--- RECORD EXTRACTS ---
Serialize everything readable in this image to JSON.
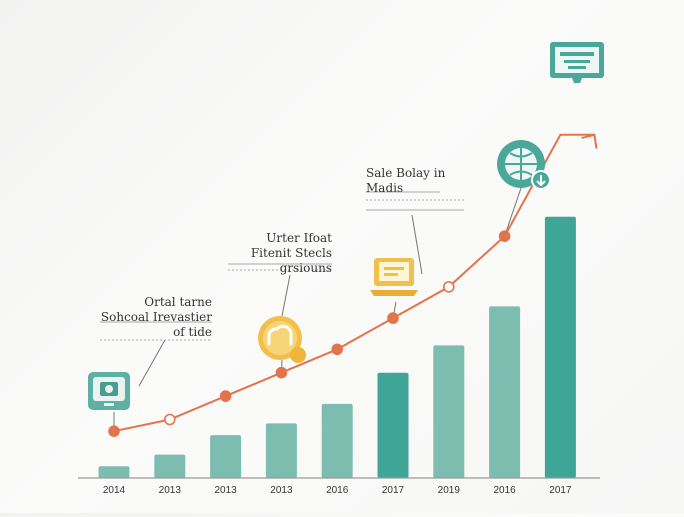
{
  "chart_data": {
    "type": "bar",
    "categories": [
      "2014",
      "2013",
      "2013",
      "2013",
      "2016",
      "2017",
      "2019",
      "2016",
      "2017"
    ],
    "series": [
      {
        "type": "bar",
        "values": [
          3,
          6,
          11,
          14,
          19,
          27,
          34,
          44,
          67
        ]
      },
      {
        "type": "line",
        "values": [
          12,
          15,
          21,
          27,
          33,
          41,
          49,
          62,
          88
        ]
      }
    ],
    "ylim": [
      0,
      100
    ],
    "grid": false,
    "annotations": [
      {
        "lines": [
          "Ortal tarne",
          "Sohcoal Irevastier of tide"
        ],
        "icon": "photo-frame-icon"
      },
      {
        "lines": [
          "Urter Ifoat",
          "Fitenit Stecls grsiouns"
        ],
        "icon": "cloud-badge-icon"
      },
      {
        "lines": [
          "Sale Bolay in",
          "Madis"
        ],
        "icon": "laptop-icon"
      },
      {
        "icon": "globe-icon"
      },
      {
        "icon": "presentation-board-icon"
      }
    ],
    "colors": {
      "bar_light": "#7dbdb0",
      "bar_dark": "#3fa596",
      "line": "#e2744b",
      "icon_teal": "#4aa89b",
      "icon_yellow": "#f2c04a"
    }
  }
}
---
--- RECORD EXTRACTS ---
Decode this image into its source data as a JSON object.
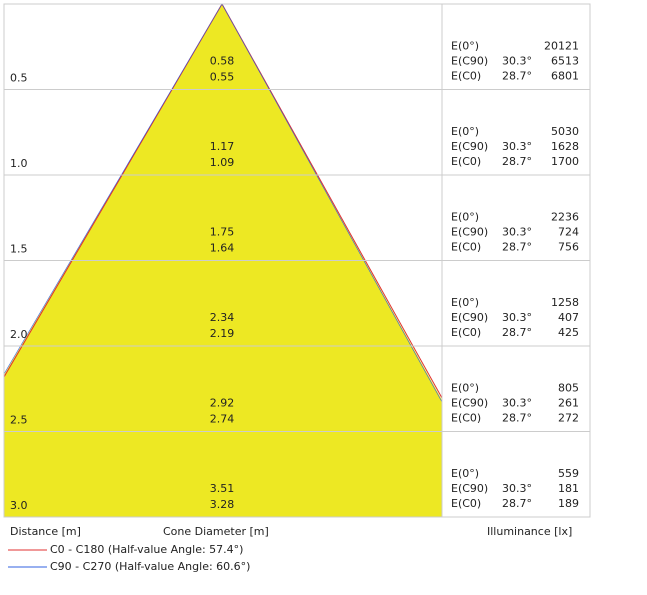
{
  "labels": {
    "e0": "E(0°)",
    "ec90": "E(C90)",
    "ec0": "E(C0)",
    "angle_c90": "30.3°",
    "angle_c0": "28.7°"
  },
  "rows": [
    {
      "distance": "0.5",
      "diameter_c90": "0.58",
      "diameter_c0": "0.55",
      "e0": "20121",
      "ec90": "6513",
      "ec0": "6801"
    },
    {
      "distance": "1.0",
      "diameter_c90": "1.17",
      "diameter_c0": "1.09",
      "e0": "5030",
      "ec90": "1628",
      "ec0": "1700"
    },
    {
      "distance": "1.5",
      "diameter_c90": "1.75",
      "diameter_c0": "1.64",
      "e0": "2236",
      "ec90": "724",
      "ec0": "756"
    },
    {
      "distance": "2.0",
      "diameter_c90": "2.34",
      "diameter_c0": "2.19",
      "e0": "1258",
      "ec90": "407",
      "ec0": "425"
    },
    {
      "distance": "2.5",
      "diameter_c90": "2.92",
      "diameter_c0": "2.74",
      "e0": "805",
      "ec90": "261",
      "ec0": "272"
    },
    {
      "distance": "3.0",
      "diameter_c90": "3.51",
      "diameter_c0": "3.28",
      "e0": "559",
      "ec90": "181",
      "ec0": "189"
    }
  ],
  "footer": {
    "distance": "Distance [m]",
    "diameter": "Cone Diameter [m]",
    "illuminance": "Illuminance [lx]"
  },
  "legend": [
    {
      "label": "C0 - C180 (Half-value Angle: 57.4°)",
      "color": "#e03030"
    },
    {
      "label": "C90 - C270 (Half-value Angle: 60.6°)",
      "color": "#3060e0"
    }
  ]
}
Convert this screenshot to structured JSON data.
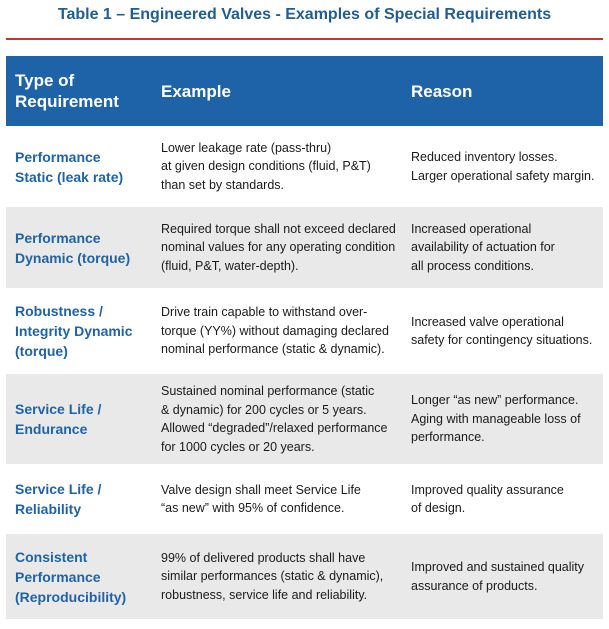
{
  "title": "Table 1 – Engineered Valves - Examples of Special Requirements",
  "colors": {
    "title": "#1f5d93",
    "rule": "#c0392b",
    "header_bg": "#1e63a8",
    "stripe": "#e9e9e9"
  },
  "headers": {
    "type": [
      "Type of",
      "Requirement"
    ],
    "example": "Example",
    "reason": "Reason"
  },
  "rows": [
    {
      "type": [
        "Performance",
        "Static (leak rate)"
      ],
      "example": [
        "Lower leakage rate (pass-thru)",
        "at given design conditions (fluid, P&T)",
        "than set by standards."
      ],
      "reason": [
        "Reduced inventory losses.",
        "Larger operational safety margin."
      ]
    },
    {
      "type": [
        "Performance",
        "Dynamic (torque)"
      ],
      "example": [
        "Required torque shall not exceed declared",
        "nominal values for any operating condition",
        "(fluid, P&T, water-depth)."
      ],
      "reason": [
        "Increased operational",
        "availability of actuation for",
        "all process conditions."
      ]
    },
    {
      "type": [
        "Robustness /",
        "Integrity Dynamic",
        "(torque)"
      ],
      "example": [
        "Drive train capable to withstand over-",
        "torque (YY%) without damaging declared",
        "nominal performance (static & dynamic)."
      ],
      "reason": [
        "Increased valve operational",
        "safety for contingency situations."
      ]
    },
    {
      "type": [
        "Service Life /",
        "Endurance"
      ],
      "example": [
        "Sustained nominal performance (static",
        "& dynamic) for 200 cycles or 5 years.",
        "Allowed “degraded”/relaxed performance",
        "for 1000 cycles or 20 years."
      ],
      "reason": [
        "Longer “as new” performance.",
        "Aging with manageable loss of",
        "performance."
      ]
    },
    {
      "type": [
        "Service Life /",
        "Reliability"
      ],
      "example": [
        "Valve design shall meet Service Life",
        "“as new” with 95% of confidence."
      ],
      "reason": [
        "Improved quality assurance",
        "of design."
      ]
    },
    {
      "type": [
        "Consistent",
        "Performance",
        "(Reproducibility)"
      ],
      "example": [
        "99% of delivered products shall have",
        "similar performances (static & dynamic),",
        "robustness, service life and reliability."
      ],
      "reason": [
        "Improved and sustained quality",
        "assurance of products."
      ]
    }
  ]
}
---
**DESCRIPTION OF THE TASK**.
Extract each line from the listing that holds the word "cycles".

**OUTPUT**.
        "& dynamic) for 200 cycles or 5 years.",
        "for 1000 cycles or 20 years."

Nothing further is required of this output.